== Problem to solve ==
Reproduce every entry in the listing without alteration.

== Input ==
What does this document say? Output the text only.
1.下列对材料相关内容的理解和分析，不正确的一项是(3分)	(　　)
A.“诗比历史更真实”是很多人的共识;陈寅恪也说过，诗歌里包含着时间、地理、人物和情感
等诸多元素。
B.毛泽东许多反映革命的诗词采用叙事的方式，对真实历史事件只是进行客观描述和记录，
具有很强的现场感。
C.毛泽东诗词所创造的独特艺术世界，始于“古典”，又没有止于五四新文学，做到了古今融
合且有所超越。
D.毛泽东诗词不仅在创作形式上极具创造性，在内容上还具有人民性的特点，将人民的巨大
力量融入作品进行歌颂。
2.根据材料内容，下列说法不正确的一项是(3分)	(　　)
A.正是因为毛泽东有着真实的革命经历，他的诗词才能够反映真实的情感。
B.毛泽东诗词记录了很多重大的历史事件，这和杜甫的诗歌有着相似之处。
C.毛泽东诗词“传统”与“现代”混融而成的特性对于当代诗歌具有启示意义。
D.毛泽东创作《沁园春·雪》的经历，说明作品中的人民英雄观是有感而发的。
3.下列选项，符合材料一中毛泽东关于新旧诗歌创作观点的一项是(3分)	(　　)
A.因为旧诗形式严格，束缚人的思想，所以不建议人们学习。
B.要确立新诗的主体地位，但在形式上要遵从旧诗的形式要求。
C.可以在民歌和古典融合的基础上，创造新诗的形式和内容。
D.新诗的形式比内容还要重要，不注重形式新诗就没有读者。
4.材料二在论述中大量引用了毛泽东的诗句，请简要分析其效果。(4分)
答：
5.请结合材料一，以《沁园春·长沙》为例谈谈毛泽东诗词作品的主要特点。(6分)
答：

== Answer to this task ==
What does this document say? Output the text only.
1.下列对材料相关内容的理解和分析，不正确的一项是(3分)	(　　)
A.“诗比历史更真实”是很多人的共识;陈寅恪也说过，诗歌里包含着时间、地理、人物和情感
等诸多元素。
B.毛泽东许多反映革命的诗词采用叙事的方式，对真实历史事件只是进行客观描述和记录，
具有很强的现场感。
C.毛泽东诗词所创造的独特艺术世界，始于“古典”，又没有止于五四新文学，做到了古今融
合且有所超越。
D.毛泽东诗词不仅在创作形式上极具创造性，在内容上还具有人民性的特点，将人民的巨大
力量融入作品进行歌颂。
2.根据材料内容，下列说法不正确的一项是(3分)	(　　)
A.正是因为毛泽东有着真实的革命经历，他的诗词才能够反映真实的情感。
B.毛泽东诗词记录了很多重大的历史事件，这和杜甫的诗歌有着相似之处。
C.毛泽东诗词“传统”与“现代”混融而成的特性对于当代诗歌具有启示意义。
D.毛泽东创作《沁园春·雪》的经历，说明作品中的人民英雄观是有感而发的。
3.下列选项，符合材料一中毛泽东关于新旧诗歌创作观点的一项是(3分)	(　　)
A.因为旧诗形式严格，束缚人的思想，所以不建议人们学习。
B.要确立新诗的主体地位，但在形式上要遵从旧诗的形式要求。
C.可以在民歌和古典融合的基础上，创造新诗的形式和内容。
D.新诗的形式比内容还要重要，不注重形式新诗就没有读者。
4.材料二在论述中大量引用了毛泽东的诗句，请简要分析其效果。(4分)
答：
5.请结合材料一，以《沁园春·长沙》为例谈谈毛泽东诗词作品的主要特点。(6分)
答：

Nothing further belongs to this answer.